**Work instructions**
Your task is to transcribe the records exactly, skipping every image.

**Material for the task**

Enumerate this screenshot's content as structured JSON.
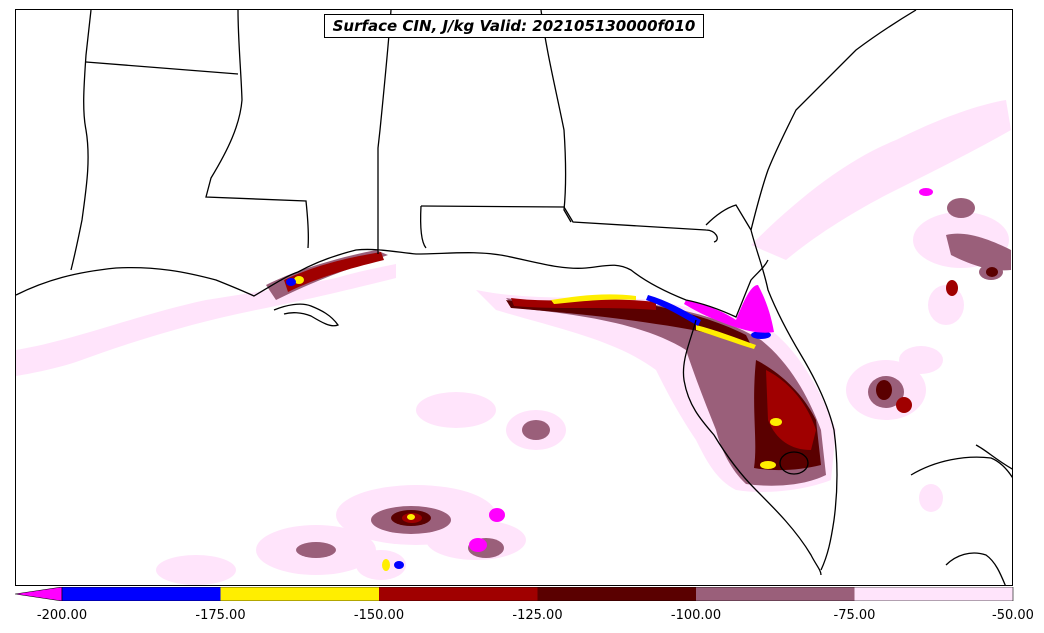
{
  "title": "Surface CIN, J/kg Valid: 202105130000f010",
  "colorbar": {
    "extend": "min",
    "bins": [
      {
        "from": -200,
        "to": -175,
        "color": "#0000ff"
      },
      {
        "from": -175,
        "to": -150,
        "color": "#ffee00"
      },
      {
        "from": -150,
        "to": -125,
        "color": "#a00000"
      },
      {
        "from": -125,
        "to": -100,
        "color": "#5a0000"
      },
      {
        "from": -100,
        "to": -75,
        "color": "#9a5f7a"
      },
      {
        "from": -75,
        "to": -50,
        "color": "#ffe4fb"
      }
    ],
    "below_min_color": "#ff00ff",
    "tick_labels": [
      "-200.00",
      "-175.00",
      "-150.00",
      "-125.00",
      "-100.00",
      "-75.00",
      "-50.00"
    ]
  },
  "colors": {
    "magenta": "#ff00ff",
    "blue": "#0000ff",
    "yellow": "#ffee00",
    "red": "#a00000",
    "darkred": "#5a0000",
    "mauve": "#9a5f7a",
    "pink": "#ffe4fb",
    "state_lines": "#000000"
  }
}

**Correct response**
Enumerate this screenshot's content as structured JSON.
{
  "title": "Surface CIN, J/kg Valid: 202105130000f010",
  "colorbar": {
    "extend": "min",
    "bins": [
      {
        "from": -200,
        "to": -175,
        "color": "#0000ff"
      },
      {
        "from": -175,
        "to": -150,
        "color": "#ffee00"
      },
      {
        "from": -150,
        "to": -125,
        "color": "#a00000"
      },
      {
        "from": -125,
        "to": -100,
        "color": "#5a0000"
      },
      {
        "from": -100,
        "to": -75,
        "color": "#9a5f7a"
      },
      {
        "from": -75,
        "to": -50,
        "color": "#ffe4fb"
      }
    ],
    "below_min_color": "#ff00ff",
    "tick_labels": [
      "-200.00",
      "-175.00",
      "-150.00",
      "-125.00",
      "-100.00",
      "-75.00",
      "-50.00"
    ]
  },
  "colors": {
    "magenta": "#ff00ff",
    "blue": "#0000ff",
    "yellow": "#ffee00",
    "red": "#a00000",
    "darkred": "#5a0000",
    "mauve": "#9a5f7a",
    "pink": "#ffe4fb",
    "state_lines": "#000000"
  }
}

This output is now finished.